• _Exercise prompt_:
What follows is a set of records; repeat all of them exactly.

————————

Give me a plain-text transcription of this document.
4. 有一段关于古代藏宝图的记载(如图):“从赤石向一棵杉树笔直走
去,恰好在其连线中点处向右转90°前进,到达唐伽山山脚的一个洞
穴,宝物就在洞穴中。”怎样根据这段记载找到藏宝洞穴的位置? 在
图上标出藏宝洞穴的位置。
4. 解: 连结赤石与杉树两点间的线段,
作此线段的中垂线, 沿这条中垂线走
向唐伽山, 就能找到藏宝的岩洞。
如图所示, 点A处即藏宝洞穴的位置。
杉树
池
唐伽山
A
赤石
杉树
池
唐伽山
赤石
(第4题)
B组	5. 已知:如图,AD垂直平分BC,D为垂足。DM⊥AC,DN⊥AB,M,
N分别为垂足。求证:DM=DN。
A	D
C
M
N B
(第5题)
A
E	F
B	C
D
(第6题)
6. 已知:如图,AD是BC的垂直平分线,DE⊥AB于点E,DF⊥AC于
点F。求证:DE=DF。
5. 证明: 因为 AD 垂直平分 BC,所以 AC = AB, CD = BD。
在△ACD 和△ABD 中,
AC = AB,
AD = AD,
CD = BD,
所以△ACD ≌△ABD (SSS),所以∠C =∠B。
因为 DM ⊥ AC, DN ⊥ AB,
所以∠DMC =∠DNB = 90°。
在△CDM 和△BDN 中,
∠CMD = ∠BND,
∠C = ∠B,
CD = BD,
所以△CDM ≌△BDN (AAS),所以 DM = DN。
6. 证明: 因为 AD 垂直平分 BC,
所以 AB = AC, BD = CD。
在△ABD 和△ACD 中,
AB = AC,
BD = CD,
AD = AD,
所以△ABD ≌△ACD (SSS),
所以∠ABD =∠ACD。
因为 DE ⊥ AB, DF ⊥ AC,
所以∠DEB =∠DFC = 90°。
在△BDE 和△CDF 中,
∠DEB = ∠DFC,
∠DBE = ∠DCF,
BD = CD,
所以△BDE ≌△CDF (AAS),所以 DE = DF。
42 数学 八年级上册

————————

• _Task solution_:
Give me a plain-text transcription of this document.
4. 有一段关于古代藏宝图的记载(如图):“从赤石向一棵杉树笔直走
去,恰好在其连线中点处向右转90°前进,到达唐伽山山脚的一个洞
穴,宝物就在洞穴中。”怎样根据这段记载找到藏宝洞穴的位置? 在
图上标出藏宝洞穴的位置。
4. 解: 连结赤石与杉树两点间的线段,
作此线段的中垂线, 沿这条中垂线走
向唐伽山, 就能找到藏宝的岩洞。
如图所示, 点A处即藏宝洞穴的位置。
杉树
池
唐伽山
A
赤石
杉树
池
唐伽山
赤石
(第4题)
B组	5. 已知:如图,AD垂直平分BC,D为垂足。DM⊥AC,DN⊥AB,M,
N分别为垂足。求证:DM=DN。
A	D
C
M
N B
(第5题)
A
E	F
B	C
D
(第6题)
6. 已知:如图,AD是BC的垂直平分线,DE⊥AB于点E,DF⊥AC于
点F。求证:DE=DF。
5. 证明: 因为 AD 垂直平分 BC,所以 AC = AB, CD = BD。
在△ACD 和△ABD 中,
AC = AB,
AD = AD,
CD = BD,
所以△ACD ≌△ABD (SSS),所以∠C =∠B。
因为 DM ⊥ AC, DN ⊥ AB,
所以∠DMC =∠DNB = 90°。
在△CDM 和△BDN 中,
∠CMD = ∠BND,
∠C = ∠B,
CD = BD,
所以△CDM ≌△BDN (AAS),所以 DM = DN。
6. 证明: 因为 AD 垂直平分 BC,
所以 AB = AC, BD = CD。
在△ABD 和△ACD 中,
AB = AC,
BD = CD,
AD = AD,
所以△ABD ≌△ACD (SSS),
所以∠ABD =∠ACD。
因为 DE ⊥ AB, DF ⊥ AC,
所以∠DEB =∠DFC = 90°。
在△BDE 和△CDF 中,
∠DEB = ∠DFC,
∠DBE = ∠DCF,
BD = CD,
所以△BDE ≌△CDF (AAS),所以 DE = DF。
42 数学 八年级上册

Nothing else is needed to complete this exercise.